▶ **DATASET ROWS**:
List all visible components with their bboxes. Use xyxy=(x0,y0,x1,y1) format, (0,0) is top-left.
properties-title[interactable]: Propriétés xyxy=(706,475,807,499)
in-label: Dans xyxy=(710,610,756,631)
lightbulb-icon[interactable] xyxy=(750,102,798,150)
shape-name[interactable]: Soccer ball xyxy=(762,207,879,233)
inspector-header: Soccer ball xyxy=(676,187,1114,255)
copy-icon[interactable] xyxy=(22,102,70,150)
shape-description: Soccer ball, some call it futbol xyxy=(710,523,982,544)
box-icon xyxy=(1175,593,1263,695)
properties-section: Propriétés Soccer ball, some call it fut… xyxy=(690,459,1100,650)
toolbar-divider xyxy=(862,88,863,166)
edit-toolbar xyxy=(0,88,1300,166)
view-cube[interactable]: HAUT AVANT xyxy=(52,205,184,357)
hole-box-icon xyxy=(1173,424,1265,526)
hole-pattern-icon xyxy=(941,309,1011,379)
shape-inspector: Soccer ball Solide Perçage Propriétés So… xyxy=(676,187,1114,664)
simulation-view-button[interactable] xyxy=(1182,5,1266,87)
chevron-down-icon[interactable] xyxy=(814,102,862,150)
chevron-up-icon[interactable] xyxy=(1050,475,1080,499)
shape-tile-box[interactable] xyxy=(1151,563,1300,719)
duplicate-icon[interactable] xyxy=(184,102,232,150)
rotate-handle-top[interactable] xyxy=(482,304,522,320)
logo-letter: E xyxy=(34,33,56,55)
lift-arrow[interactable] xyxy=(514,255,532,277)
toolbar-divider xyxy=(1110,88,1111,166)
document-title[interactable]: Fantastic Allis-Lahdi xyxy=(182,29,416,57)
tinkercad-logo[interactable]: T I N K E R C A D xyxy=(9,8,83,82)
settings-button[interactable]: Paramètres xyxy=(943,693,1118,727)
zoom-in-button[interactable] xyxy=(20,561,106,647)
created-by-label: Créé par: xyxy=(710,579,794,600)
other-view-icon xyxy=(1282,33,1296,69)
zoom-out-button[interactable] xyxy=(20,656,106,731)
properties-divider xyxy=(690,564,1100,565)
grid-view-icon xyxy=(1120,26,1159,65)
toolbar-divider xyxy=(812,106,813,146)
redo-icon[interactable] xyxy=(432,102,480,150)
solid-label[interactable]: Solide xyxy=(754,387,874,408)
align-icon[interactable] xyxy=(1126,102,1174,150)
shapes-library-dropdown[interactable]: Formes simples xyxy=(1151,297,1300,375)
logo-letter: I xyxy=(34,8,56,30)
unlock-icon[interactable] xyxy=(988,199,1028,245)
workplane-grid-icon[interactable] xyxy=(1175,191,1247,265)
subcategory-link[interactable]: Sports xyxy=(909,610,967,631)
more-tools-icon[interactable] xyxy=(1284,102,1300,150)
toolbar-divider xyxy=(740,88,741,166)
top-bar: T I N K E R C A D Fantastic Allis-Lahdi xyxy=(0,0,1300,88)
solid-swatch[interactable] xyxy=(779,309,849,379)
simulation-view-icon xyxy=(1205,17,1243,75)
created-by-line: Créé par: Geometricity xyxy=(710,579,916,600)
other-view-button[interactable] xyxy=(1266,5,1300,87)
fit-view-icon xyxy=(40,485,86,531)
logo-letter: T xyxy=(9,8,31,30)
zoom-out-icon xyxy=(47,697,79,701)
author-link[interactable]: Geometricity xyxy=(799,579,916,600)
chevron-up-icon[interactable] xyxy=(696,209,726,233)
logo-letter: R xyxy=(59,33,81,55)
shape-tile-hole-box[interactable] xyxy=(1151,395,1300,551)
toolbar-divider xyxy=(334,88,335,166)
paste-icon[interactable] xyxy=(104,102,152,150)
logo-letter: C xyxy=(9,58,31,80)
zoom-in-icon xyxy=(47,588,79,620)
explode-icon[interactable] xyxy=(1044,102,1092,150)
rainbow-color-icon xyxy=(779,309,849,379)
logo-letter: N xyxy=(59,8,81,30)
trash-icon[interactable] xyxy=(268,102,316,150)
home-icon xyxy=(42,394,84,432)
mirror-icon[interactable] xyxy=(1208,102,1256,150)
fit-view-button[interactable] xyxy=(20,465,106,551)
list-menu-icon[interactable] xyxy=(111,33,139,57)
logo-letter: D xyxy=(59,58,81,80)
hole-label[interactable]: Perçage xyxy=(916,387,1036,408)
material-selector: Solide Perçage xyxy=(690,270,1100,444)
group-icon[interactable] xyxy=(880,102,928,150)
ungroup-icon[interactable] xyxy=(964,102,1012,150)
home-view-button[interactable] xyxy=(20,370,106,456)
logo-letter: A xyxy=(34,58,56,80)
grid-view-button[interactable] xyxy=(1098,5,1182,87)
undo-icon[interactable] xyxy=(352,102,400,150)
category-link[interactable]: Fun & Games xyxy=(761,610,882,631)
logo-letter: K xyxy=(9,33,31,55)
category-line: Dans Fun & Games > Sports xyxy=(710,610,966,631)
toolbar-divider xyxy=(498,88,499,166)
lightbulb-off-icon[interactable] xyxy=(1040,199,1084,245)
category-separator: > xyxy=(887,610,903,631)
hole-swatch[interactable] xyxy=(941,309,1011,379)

▶ **GIVEN INSTRUCTION**: Lay out every line of the records above as a numbered list, leaving out any blank lines.

▶ **RESULT FOR THIS EXERCISE**:
1. List all visible components with their bboxes. Use xyxy=(x0,y0,x1,y1) format, (0,0) is top-left.
2. properties-title[interactable]: Propriétés xyxy=(706,475,807,499)
3. in-label: Dans xyxy=(710,610,756,631)
4. lightbulb-icon[interactable] xyxy=(750,102,798,150)
5. shape-name[interactable]: Soccer ball xyxy=(762,207,879,233)
6. inspector-header: Soccer ball xyxy=(676,187,1114,255)
7. copy-icon[interactable] xyxy=(22,102,70,150)
8. shape-description: Soccer ball, some call it futbol xyxy=(710,523,982,544)
9. box-icon xyxy=(1175,593,1263,695)
10. properties-section: Propriétés Soccer ball, some call it fut… xyxy=(690,459,1100,650)
11. toolbar-divider xyxy=(862,88,863,166)
12. edit-toolbar xyxy=(0,88,1300,166)
13. view-cube[interactable]: HAUT AVANT xyxy=(52,205,184,357)
14. hole-box-icon xyxy=(1173,424,1265,526)
15. hole-pattern-icon xyxy=(941,309,1011,379)
16. shape-inspector: Soccer ball Solide Perçage Propriétés So… xyxy=(676,187,1114,664)
17. simulation-view-button[interactable] xyxy=(1182,5,1266,87)
18. chevron-down-icon[interactable] xyxy=(814,102,862,150)
19. chevron-up-icon[interactable] xyxy=(1050,475,1080,499)
20. shape-tile-box[interactable] xyxy=(1151,563,1300,719)
21. duplicate-icon[interactable] xyxy=(184,102,232,150)
22. rotate-handle-top[interactable] xyxy=(482,304,522,320)
23. logo-letter: E xyxy=(34,33,56,55)
24. lift-arrow[interactable] xyxy=(514,255,532,277)
25. toolbar-divider xyxy=(1110,88,1111,166)
26. document-title[interactable]: Fantastic Allis-Lahdi xyxy=(182,29,416,57)
27. tinkercad-logo[interactable]: T I N K E R C A D xyxy=(9,8,83,82)
28. settings-button[interactable]: Paramètres xyxy=(943,693,1118,727)
29. zoom-in-button[interactable] xyxy=(20,561,106,647)
30. created-by-label: Créé par: xyxy=(710,579,794,600)
31. other-view-icon xyxy=(1282,33,1296,69)
32. zoom-out-button[interactable] xyxy=(20,656,106,731)
33. properties-divider xyxy=(690,564,1100,565)
34. grid-view-icon xyxy=(1120,26,1159,65)
35. toolbar-divider xyxy=(812,106,813,146)
36. redo-icon[interactable] xyxy=(432,102,480,150)
37. solid-label[interactable]: Solide xyxy=(754,387,874,408)
38. align-icon[interactable] xyxy=(1126,102,1174,150)
39. shapes-library-dropdown[interactable]: Formes simples xyxy=(1151,297,1300,375)
40. logo-letter: I xyxy=(34,8,56,30)
41. unlock-icon[interactable] xyxy=(988,199,1028,245)
42. workplane-grid-icon[interactable] xyxy=(1175,191,1247,265)
43. subcategory-link[interactable]: Sports xyxy=(909,610,967,631)
44. more-tools-icon[interactable] xyxy=(1284,102,1300,150)
45. toolbar-divider xyxy=(740,88,741,166)
46. top-bar: T I N K E R C A D Fantastic Allis-Lahdi xyxy=(0,0,1300,88)
47. solid-swatch[interactable] xyxy=(779,309,849,379)
48. simulation-view-icon xyxy=(1205,17,1243,75)
49. created-by-line: Créé par: Geometricity xyxy=(710,579,916,600)
50. other-view-button[interactable] xyxy=(1266,5,1300,87)
51. fit-view-icon xyxy=(40,485,86,531)
52. logo-letter: T xyxy=(9,8,31,30)
53. zoom-out-icon xyxy=(47,697,79,701)
54. author-link[interactable]: Geometricity xyxy=(799,579,916,600)
55. chevron-up-icon[interactable] xyxy=(696,209,726,233)
56. logo-letter: R xyxy=(59,33,81,55)
57. shape-tile-hole-box[interactable] xyxy=(1151,395,1300,551)
58. toolbar-divider xyxy=(334,88,335,166)
59. paste-icon[interactable] xyxy=(104,102,152,150)
60. logo-letter: C xyxy=(9,58,31,80)
61. zoom-in-icon xyxy=(47,588,79,620)
62. explode-icon[interactable] xyxy=(1044,102,1092,150)
63. rainbow-color-icon xyxy=(779,309,849,379)
64. logo-letter: N xyxy=(59,8,81,30)
65. trash-icon[interactable] xyxy=(268,102,316,150)
66. home-icon xyxy=(42,394,84,432)
67. mirror-icon[interactable] xyxy=(1208,102,1256,150)
68. fit-view-button[interactable] xyxy=(20,465,106,551)
69. list-menu-icon[interactable] xyxy=(111,33,139,57)
70. logo-letter: D xyxy=(59,58,81,80)
71. hole-label[interactable]: Perçage xyxy=(916,387,1036,408)
72. material-selector: Solide Perçage xyxy=(690,270,1100,444)
73. group-icon[interactable] xyxy=(880,102,928,150)
74. ungroup-icon[interactable] xyxy=(964,102,1012,150)
75. home-view-button[interactable] xyxy=(20,370,106,456)
76. logo-letter: A xyxy=(34,58,56,80)
77. grid-view-button[interactable] xyxy=(1098,5,1182,87)
78. undo-icon[interactable] xyxy=(352,102,400,150)
79. category-link[interactable]: Fun & Games xyxy=(761,610,882,631)
80. logo-letter: K xyxy=(9,33,31,55)
81. category-line: Dans Fun & Games > Sports xyxy=(710,610,966,631)
82. toolbar-divider xyxy=(498,88,499,166)
83. lightbulb-off-icon[interactable] xyxy=(1040,199,1084,245)
84. category-separator: > xyxy=(887,610,903,631)
85. hole-swatch[interactable] xyxy=(941,309,1011,379)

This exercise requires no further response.